= PROBLEM =
Work out how many lines in the listing below include the word "Sector"; answer with the number alone.

= Chart and figure data =
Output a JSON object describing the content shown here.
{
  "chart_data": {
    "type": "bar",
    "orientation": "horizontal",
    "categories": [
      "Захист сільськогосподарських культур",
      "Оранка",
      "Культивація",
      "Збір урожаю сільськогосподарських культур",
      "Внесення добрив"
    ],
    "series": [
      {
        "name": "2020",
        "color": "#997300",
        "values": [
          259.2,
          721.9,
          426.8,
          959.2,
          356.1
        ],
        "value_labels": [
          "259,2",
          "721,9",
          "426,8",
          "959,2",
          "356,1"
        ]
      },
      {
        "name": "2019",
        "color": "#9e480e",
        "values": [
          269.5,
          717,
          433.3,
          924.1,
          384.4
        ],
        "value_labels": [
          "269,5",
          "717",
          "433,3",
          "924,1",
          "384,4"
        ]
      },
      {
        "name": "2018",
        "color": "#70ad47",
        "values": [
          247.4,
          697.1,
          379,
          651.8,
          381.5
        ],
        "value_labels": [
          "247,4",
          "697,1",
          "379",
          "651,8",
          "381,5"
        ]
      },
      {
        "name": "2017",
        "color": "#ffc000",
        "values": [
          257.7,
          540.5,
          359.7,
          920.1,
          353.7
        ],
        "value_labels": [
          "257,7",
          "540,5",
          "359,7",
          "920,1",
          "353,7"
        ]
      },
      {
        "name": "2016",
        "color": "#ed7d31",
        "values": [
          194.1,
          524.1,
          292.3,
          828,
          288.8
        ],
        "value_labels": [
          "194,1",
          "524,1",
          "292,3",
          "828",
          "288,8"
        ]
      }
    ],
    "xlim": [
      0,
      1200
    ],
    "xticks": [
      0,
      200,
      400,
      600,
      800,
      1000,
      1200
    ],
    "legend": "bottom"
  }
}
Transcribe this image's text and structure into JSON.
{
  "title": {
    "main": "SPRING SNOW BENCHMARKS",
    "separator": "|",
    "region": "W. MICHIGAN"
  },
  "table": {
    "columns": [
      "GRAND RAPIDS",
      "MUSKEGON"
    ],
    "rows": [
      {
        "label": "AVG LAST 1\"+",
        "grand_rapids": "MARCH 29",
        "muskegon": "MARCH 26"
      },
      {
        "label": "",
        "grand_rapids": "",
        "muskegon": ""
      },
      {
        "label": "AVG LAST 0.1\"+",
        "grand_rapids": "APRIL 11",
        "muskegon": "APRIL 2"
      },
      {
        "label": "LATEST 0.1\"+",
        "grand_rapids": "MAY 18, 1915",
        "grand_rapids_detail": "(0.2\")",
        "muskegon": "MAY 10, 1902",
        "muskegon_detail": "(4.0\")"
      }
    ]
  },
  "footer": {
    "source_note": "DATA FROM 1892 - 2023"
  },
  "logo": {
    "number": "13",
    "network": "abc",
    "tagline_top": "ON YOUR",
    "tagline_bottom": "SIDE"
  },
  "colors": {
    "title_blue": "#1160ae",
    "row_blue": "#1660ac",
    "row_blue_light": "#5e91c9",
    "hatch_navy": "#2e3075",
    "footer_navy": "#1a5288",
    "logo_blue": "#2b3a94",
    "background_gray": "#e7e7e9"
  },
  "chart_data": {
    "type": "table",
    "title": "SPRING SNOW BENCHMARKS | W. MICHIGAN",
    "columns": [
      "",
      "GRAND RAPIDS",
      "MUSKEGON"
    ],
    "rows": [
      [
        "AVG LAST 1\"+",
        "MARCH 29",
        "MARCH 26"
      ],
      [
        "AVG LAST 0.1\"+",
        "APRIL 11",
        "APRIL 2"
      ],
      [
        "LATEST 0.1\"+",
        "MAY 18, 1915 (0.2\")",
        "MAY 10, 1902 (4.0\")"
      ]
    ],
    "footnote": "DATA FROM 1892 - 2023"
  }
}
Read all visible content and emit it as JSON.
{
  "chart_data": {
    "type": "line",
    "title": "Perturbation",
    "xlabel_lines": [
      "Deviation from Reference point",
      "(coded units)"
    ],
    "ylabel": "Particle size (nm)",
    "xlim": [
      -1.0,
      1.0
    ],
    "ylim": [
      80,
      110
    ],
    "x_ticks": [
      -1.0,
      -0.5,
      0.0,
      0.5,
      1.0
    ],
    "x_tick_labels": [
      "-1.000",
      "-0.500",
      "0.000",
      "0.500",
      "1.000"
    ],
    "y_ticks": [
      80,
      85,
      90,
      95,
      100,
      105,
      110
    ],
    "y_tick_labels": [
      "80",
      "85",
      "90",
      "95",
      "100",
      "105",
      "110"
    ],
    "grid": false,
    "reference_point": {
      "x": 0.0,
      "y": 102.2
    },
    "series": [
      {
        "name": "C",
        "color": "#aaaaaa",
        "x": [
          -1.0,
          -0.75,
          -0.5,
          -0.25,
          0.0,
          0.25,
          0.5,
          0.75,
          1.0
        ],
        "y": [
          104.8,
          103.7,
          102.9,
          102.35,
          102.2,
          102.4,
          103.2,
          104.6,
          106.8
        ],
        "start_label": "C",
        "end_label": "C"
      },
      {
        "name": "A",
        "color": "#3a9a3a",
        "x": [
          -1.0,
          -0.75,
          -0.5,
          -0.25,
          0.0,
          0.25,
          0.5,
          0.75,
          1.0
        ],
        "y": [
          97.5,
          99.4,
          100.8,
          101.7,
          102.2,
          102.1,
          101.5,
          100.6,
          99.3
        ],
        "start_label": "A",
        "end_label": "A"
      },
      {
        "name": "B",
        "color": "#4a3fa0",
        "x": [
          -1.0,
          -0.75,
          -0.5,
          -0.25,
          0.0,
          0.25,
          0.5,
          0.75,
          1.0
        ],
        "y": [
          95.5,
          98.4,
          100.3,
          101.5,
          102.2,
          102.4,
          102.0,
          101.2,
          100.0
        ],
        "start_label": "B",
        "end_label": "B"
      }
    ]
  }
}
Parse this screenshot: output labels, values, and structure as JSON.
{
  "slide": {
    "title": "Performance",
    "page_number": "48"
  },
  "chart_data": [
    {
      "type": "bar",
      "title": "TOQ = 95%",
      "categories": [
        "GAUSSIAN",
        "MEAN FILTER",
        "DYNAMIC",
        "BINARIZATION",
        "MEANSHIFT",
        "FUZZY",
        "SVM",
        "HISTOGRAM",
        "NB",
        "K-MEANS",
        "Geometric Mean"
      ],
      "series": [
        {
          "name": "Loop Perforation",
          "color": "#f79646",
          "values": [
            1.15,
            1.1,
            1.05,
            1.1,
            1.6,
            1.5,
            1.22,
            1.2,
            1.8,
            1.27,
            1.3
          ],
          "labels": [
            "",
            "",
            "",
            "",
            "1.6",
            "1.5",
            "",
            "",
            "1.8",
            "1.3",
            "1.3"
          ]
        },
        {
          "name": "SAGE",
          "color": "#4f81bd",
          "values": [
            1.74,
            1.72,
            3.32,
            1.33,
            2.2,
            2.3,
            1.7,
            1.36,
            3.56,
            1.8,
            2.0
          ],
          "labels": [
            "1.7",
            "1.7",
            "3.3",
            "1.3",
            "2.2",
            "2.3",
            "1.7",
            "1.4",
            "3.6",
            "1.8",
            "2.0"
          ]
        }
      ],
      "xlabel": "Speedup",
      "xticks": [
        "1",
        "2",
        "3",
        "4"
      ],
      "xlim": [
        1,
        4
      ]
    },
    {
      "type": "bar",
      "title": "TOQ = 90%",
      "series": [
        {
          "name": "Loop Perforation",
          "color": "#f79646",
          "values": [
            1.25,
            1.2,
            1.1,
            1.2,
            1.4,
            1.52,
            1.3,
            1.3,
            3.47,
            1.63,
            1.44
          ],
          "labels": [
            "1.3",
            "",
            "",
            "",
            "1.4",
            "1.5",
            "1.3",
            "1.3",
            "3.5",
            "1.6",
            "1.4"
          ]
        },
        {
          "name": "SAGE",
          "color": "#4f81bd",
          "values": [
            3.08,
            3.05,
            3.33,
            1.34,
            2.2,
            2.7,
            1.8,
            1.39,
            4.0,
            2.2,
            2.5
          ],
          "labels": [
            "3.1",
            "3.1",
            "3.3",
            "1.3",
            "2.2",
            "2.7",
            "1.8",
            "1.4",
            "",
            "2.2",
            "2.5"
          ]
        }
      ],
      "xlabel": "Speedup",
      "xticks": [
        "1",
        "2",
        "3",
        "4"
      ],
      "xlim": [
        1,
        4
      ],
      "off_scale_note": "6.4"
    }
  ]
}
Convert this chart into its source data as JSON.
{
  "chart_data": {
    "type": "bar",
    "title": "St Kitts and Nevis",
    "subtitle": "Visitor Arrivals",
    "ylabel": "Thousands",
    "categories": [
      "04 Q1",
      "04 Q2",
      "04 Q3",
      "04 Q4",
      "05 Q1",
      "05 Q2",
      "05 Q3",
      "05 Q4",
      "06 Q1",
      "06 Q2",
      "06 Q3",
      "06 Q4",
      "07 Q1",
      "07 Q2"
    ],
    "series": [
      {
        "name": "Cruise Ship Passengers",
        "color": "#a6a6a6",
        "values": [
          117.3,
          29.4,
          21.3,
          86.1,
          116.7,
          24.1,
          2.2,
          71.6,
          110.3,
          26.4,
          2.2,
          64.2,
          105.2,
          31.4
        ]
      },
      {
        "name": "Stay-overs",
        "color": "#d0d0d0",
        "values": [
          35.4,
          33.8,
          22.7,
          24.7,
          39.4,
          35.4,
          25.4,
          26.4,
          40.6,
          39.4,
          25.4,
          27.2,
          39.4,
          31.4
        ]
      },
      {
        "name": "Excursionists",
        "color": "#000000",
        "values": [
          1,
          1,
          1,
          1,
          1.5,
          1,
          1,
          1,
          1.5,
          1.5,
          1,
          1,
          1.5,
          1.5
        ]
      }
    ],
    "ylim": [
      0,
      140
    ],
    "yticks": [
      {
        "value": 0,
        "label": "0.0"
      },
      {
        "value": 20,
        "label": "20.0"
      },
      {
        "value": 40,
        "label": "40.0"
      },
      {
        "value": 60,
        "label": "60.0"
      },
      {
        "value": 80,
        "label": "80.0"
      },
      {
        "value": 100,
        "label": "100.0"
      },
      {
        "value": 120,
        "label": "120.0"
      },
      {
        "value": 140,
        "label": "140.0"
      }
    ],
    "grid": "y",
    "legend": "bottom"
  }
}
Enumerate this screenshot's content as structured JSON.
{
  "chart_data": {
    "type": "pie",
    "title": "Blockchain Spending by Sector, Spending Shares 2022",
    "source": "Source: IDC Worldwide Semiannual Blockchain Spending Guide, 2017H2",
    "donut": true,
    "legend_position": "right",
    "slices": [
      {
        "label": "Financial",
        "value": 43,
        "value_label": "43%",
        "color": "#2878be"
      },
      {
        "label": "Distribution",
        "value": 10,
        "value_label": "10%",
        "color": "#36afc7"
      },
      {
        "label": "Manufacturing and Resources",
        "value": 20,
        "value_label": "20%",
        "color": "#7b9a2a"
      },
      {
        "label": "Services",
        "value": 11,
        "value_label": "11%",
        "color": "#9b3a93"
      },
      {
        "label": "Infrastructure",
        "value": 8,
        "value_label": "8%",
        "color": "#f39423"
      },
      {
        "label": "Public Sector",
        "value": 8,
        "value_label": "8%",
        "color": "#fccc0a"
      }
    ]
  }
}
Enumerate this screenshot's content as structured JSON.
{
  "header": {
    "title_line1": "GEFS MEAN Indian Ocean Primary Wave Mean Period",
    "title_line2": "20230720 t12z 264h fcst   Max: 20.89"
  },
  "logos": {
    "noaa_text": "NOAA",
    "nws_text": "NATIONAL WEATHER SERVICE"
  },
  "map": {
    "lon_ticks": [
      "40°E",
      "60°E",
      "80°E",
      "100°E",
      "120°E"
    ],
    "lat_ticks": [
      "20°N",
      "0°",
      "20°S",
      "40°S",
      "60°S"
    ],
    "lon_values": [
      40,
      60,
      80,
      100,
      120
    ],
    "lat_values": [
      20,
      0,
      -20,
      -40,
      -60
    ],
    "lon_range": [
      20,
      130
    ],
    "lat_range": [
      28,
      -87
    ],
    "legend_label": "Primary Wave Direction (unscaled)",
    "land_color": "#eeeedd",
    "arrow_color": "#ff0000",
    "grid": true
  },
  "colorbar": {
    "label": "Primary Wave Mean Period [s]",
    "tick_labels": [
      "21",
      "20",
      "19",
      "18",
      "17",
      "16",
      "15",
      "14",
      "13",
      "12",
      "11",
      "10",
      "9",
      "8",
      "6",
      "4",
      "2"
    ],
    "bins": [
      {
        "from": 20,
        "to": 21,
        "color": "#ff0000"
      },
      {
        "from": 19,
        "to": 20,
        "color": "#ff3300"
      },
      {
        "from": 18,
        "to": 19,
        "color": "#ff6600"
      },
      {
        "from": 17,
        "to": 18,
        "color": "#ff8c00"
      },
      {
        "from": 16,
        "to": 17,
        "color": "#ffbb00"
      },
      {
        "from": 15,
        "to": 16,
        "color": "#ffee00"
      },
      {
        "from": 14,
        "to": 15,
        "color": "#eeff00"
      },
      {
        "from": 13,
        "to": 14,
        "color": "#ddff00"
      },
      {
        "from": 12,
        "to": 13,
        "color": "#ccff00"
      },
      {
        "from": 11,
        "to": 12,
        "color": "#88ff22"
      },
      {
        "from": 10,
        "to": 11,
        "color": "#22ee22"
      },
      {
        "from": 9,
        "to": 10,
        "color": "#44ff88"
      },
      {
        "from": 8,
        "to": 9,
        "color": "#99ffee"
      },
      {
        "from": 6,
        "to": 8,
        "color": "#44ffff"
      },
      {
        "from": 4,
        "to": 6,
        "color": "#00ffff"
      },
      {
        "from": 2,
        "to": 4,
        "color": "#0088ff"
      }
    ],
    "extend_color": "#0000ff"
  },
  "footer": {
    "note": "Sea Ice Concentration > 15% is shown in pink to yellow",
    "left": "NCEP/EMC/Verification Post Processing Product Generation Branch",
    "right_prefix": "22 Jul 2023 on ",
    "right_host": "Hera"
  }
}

= RESULT BELOW =
2